Records shown start

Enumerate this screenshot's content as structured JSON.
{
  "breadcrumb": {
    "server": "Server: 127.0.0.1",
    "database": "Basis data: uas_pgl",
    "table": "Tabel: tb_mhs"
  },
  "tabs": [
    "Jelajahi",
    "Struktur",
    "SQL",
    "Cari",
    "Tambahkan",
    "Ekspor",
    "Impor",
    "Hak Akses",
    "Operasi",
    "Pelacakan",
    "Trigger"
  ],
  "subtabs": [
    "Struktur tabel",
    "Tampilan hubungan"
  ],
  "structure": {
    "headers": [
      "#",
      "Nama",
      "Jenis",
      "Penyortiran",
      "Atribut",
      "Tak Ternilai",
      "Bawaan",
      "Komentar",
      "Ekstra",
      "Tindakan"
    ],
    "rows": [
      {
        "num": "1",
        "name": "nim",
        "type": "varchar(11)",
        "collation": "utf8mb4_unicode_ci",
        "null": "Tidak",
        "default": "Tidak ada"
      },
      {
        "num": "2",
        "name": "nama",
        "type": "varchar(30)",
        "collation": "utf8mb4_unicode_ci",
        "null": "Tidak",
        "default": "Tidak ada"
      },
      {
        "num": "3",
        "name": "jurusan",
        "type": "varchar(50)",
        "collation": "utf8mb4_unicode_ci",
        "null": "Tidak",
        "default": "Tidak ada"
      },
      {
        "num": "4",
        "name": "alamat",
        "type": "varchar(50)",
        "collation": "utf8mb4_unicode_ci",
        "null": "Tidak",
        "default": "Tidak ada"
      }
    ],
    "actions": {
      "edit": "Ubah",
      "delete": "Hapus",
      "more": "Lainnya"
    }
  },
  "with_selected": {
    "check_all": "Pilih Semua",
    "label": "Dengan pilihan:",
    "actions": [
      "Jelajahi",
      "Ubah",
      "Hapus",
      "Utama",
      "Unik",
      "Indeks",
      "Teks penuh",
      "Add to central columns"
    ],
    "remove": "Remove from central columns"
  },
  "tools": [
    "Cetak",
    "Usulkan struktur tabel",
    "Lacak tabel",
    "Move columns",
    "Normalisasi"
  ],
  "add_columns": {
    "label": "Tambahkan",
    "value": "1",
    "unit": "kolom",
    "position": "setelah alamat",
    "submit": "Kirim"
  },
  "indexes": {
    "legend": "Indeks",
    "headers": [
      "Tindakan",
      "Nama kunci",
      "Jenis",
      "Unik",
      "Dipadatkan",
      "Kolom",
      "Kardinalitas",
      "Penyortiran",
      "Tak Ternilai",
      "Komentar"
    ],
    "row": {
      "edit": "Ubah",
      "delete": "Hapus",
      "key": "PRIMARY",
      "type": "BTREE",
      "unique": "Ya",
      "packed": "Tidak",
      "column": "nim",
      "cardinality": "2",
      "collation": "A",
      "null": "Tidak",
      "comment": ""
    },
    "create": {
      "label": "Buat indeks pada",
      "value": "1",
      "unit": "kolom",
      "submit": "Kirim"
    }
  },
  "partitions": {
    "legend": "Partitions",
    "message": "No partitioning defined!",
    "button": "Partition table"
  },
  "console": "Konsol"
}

Records shown end

▶ _Challenge_:
Go through the records above and set each one down exactly, please.

▶ _Correct response_:
Enumerate this screenshot's content as structured JSON.
{
  "breadcrumb": {
    "server": "Server: 127.0.0.1",
    "database": "Basis data: uas_pgl",
    "table": "Tabel: tb_mhs"
  },
  "tabs": [
    "Jelajahi",
    "Struktur",
    "SQL",
    "Cari",
    "Tambahkan",
    "Ekspor",
    "Impor",
    "Hak Akses",
    "Operasi",
    "Pelacakan",
    "Trigger"
  ],
  "subtabs": [
    "Struktur tabel",
    "Tampilan hubungan"
  ],
  "structure": {
    "headers": [
      "#",
      "Nama",
      "Jenis",
      "Penyortiran",
      "Atribut",
      "Tak Ternilai",
      "Bawaan",
      "Komentar",
      "Ekstra",
      "Tindakan"
    ],
    "rows": [
      {
        "num": "1",
        "name": "nim",
        "type": "varchar(11)",
        "collation": "utf8mb4_unicode_ci",
        "null": "Tidak",
        "default": "Tidak ada"
      },
      {
        "num": "2",
        "name": "nama",
        "type": "varchar(30)",
        "collation": "utf8mb4_unicode_ci",
        "null": "Tidak",
        "default": "Tidak ada"
      },
      {
        "num": "3",
        "name": "jurusan",
        "type": "varchar(50)",
        "collation": "utf8mb4_unicode_ci",
        "null": "Tidak",
        "default": "Tidak ada"
      },
      {
        "num": "4",
        "name": "alamat",
        "type": "varchar(50)",
        "collation": "utf8mb4_unicode_ci",
        "null": "Tidak",
        "default": "Tidak ada"
      }
    ],
    "actions": {
      "edit": "Ubah",
      "delete": "Hapus",
      "more": "Lainnya"
    }
  },
  "with_selected": {
    "check_all": "Pilih Semua",
    "label": "Dengan pilihan:",
    "actions": [
      "Jelajahi",
      "Ubah",
      "Hapus",
      "Utama",
      "Unik",
      "Indeks",
      "Teks penuh",
      "Add to central columns"
    ],
    "remove": "Remove from central columns"
  },
  "tools": [
    "Cetak",
    "Usulkan struktur tabel",
    "Lacak tabel",
    "Move columns",
    "Normalisasi"
  ],
  "add_columns": {
    "label": "Tambahkan",
    "value": "1",
    "unit": "kolom",
    "position": "setelah alamat",
    "submit": "Kirim"
  },
  "indexes": {
    "legend": "Indeks",
    "headers": [
      "Tindakan",
      "Nama kunci",
      "Jenis",
      "Unik",
      "Dipadatkan",
      "Kolom",
      "Kardinalitas",
      "Penyortiran",
      "Tak Ternilai",
      "Komentar"
    ],
    "row": {
      "edit": "Ubah",
      "delete": "Hapus",
      "key": "PRIMARY",
      "type": "BTREE",
      "unique": "Ya",
      "packed": "Tidak",
      "column": "nim",
      "cardinality": "2",
      "collation": "A",
      "null": "Tidak",
      "comment": ""
    },
    "create": {
      "label": "Buat indeks pada",
      "value": "1",
      "unit": "kolom",
      "submit": "Kirim"
    }
  },
  "partitions": {
    "legend": "Partitions",
    "message": "No partitioning defined!",
    "button": "Partition table"
  },
  "console": "Konsol"
}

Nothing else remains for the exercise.